Шрифт:
Интервал:
Закладка:
211
Может быть, лишь здесь, при ссылке императора на своих "дедов" и "отцов", можно усмотреть намек на упомянутую новеллу Льва VI. Впрочем, лично Константин вряд ли слушал на этот счет поучение отца (ему было шесть лет, когда тот умер; дед же Василий I скончался за 20 лет до рождения Константина). Под городом, где должен изготовляться "греческий огонь", имеется в виду, конечно, Константинополь, а под "изготовлением" — скорее всего, отбор нефти нужного качества (высокая степень возгонки) и техника обращения с кратко описанным выше устройством для метания "огня".
212
Сомнительный для византийской доктрины высшей власти в X в. тезис о равенстве императора перед канонами и законом с прочими подданными. В период, когда жил и правил Константин VII, уже господствовала идея, согласно которой василевс сам был "законом" и в его волеизъявлении его ограничивали лишь "страх божий" (т.е. правила христианской этики) и нормы нравственности (см.: Литаврин Г. Г. Византийское общество. С. 178-180; Советы и рассказы. С. 55-80). Видимо, эта идея высказана Константином VII все с той же целью усилить аргументированность своего отказа иноземцам передать им "греческий огонь" — мысль, возможно, удачная при подобной дипломатической акции, но опасная в ситуации внутриполитической нестабильности.

-- ПИСЬМЕННОЕ ЗАДАНИЕ A --
Перепишите, пожалуйста, записи от их начала до строки с «w-cell xyxy=(131,433,139,451)» включительно, заменив «w-cell» на «word-cell». Всё остальное в этих строках оставьте без изменений и выведите только их.

-- ИСХОДНЫЕ ДАННЫЕ --
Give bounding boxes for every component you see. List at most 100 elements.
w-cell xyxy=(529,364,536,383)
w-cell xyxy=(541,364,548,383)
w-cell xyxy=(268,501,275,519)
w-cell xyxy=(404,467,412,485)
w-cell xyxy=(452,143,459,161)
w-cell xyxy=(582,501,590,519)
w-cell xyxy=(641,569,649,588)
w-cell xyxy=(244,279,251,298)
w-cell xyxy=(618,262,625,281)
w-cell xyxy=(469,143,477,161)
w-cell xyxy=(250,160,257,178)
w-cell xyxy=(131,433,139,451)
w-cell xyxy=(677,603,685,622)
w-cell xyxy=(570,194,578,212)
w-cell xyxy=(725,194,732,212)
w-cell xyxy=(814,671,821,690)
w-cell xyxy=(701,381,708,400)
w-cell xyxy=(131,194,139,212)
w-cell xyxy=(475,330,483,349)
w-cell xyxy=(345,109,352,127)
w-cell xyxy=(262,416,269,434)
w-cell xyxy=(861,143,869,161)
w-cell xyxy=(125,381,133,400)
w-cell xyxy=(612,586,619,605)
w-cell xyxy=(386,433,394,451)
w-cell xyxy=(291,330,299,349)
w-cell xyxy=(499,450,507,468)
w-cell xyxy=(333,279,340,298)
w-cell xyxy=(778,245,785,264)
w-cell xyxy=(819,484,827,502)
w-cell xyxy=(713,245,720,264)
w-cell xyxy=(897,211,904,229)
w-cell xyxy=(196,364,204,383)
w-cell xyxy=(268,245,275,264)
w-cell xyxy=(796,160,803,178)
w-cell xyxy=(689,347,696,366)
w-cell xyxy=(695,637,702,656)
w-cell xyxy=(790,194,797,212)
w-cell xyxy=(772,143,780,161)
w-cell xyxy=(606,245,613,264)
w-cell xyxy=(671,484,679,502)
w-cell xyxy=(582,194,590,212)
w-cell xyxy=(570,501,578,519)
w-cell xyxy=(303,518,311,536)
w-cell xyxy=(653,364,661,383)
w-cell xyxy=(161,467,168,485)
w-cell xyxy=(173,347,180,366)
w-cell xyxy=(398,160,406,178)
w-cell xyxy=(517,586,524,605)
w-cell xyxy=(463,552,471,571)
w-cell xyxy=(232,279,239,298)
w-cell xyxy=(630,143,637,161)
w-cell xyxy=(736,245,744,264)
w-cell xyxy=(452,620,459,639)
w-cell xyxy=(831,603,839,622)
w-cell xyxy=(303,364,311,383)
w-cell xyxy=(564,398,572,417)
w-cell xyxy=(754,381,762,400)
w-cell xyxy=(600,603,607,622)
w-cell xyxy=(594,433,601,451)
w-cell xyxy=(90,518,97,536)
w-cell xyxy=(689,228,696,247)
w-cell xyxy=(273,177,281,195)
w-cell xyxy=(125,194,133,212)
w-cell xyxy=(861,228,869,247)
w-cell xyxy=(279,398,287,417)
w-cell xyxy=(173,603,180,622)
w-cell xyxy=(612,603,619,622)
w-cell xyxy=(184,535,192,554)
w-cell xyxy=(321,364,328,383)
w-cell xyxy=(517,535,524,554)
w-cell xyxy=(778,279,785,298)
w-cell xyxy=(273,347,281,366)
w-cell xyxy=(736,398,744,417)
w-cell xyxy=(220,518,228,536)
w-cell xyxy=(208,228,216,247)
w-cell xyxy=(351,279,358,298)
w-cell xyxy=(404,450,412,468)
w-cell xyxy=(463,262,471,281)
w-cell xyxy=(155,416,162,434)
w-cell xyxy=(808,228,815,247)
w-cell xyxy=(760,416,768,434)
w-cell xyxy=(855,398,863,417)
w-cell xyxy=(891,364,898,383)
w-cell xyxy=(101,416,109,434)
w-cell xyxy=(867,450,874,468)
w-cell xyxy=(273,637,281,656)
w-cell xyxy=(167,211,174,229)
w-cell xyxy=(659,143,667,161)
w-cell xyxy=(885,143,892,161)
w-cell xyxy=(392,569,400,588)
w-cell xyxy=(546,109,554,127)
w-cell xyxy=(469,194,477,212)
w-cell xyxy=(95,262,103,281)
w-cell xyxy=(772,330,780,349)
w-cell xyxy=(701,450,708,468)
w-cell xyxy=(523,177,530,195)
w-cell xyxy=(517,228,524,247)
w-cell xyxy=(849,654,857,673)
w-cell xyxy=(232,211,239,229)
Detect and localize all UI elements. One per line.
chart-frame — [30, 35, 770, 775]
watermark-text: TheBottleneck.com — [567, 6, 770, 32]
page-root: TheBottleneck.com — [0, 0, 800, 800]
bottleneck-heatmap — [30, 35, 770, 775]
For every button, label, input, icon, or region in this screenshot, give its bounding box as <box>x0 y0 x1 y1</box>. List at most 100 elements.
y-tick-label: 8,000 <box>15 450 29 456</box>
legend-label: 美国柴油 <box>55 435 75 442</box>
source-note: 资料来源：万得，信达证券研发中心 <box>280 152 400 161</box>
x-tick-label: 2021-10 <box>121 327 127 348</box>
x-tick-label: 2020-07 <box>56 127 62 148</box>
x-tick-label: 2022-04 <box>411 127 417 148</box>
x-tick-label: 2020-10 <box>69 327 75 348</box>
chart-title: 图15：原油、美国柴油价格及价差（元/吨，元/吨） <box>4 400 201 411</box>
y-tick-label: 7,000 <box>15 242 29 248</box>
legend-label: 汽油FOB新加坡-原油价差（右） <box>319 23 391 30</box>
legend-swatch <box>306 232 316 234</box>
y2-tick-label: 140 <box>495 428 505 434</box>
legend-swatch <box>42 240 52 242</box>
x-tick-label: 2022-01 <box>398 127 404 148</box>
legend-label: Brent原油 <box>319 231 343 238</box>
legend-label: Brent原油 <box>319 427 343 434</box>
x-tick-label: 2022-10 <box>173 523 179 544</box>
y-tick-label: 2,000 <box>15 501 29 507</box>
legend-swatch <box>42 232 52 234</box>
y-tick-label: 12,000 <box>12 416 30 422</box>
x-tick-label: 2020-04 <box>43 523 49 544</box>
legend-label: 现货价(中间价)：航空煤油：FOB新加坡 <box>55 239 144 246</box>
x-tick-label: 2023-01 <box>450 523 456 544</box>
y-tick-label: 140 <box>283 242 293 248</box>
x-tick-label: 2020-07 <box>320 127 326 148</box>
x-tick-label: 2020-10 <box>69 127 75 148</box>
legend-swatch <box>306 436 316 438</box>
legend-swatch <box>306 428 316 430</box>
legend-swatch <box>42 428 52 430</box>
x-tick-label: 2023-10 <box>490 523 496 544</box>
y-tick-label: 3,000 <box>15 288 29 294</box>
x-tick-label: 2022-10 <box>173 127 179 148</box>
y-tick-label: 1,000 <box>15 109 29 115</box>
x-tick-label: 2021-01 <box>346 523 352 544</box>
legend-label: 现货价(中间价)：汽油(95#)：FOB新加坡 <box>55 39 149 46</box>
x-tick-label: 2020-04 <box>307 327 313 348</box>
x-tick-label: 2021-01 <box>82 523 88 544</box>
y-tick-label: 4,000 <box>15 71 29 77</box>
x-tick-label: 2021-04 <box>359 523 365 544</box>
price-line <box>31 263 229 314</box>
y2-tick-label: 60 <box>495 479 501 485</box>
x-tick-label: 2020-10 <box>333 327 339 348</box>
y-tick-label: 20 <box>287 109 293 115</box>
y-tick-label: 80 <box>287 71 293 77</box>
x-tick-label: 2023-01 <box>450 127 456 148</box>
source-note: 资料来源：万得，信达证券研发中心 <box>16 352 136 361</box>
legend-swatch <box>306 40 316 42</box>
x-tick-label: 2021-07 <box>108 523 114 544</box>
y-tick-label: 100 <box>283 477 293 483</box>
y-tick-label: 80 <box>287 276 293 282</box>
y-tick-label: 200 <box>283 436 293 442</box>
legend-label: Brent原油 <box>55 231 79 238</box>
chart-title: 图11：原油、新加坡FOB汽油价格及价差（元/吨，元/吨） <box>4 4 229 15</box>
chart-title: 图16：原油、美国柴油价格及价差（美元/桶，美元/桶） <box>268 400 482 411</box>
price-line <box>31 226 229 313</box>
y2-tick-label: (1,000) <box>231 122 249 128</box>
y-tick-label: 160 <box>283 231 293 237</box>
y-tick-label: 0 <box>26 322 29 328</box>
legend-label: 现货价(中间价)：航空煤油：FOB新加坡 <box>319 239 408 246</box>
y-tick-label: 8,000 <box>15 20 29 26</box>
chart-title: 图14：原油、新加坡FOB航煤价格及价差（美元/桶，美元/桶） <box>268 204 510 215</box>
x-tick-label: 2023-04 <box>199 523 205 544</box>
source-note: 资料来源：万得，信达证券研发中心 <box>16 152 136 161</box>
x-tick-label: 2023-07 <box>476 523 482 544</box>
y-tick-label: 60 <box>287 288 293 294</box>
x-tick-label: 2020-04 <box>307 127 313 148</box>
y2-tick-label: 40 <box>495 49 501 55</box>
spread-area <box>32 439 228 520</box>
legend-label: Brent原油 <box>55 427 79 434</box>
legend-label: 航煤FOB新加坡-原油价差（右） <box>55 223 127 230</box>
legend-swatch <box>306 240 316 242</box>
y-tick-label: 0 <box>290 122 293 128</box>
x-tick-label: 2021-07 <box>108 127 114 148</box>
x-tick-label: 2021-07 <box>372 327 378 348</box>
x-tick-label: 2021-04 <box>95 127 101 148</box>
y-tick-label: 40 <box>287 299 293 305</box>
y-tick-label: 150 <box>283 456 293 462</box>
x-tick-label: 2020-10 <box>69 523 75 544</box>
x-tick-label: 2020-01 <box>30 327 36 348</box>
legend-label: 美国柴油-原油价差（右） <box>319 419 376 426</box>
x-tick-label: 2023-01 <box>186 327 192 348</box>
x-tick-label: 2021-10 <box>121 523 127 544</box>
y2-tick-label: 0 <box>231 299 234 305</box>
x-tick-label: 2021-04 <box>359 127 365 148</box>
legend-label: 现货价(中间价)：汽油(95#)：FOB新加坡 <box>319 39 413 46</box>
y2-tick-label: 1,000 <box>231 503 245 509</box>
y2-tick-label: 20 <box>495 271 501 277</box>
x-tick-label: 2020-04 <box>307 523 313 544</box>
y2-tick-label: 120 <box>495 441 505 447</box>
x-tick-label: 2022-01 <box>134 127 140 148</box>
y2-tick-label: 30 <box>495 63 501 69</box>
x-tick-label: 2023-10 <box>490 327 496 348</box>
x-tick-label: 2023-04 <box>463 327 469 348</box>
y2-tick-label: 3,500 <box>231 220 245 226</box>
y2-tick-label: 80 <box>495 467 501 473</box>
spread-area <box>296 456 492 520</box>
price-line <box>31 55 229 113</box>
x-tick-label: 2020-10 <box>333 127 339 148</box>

-- ПИСЬМЕННОЕ ЗАДАНИЕ B --
Согласуются ли с отрывком о «греческом огне» следующие утверждения: (i) Константину было шесть лет, когда умер его отец; (ii) дед Константина Василий I скончался за 10 лет до его рождения; (iii) во время правления Константина VII господствовала идея, что василевс сам был «законом»? Для каждого ответьте «да» или «нет» и приведите решающие слова отрывка точной цитатой.

-- ПОЛНЫЙ ОТВЕТ A --
Give bounding boxes for every component you see. List at most 100 elements.
word-cell xyxy=(529,364,536,383)
word-cell xyxy=(541,364,548,383)
word-cell xyxy=(268,501,275,519)
word-cell xyxy=(404,467,412,485)
word-cell xyxy=(452,143,459,161)
word-cell xyxy=(582,501,590,519)
word-cell xyxy=(641,569,649,588)
word-cell xyxy=(244,279,251,298)
word-cell xyxy=(618,262,625,281)
word-cell xyxy=(469,143,477,161)
word-cell xyxy=(250,160,257,178)
word-cell xyxy=(131,433,139,451)

-- ПОЛНЫЙ ОТВЕТ B --
(i) Да: «ему было шесть лет, когда тот умер».
(ii) Нет: «дед же Василий I скончался за 20 лет до рождения Константина».
(iii) Да: «уже господствовала идея, согласно которой василевс сам был "законом"».